→ Instructions for the task
Look through the data below. Pick out the lines holding the string "Transakcje".
## START Excerpted data
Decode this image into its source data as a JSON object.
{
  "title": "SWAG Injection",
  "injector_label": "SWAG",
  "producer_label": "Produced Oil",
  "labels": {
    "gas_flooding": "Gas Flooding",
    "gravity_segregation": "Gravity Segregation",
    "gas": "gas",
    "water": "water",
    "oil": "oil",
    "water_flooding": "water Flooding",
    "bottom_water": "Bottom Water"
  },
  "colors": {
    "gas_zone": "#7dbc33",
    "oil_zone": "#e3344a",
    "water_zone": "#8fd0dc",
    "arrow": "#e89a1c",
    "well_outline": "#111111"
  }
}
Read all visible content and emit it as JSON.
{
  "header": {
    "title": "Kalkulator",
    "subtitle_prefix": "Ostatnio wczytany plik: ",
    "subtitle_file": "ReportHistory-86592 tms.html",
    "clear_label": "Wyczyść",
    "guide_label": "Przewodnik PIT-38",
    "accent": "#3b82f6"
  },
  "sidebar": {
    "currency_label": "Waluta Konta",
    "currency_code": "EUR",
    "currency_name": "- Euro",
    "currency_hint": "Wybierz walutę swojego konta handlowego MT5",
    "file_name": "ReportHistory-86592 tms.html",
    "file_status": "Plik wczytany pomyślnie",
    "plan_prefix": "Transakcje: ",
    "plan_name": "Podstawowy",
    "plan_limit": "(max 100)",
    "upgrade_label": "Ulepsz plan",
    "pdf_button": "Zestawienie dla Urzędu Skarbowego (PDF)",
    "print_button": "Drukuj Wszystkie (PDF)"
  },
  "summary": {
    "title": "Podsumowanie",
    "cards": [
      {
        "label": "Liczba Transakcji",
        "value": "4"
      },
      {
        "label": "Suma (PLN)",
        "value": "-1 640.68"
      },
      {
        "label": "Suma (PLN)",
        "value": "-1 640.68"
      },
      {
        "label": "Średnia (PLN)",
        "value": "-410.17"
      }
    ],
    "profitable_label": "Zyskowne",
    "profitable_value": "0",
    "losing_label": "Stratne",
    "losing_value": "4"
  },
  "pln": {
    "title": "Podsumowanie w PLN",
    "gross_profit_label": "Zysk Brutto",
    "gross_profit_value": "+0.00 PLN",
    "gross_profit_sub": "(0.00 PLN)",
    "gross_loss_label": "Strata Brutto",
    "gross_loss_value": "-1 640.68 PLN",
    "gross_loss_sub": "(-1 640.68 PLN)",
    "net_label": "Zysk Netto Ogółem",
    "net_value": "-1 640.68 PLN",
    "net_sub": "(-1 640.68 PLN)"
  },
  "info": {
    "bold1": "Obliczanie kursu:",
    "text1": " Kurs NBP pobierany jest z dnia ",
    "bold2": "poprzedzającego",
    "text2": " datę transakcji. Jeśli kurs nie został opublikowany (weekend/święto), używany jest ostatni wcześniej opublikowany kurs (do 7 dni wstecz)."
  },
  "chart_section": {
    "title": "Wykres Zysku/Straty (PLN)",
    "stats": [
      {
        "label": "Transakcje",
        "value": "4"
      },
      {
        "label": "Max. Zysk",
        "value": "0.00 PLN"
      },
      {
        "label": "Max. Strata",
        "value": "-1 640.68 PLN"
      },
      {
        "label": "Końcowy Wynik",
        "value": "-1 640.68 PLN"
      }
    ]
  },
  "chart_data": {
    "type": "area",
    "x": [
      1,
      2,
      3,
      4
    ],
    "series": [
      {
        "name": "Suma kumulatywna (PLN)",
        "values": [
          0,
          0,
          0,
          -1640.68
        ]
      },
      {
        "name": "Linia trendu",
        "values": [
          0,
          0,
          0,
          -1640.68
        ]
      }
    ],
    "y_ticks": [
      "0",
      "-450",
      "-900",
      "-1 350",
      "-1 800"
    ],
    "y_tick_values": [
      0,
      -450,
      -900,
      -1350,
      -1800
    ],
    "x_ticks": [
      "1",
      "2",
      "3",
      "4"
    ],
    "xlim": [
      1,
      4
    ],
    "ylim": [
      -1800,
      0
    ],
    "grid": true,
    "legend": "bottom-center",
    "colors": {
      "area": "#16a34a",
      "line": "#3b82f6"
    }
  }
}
## END Excerpted data
→ Problem solution
    "plan_prefix": "Transakcje: ",
        "label": "Transakcje",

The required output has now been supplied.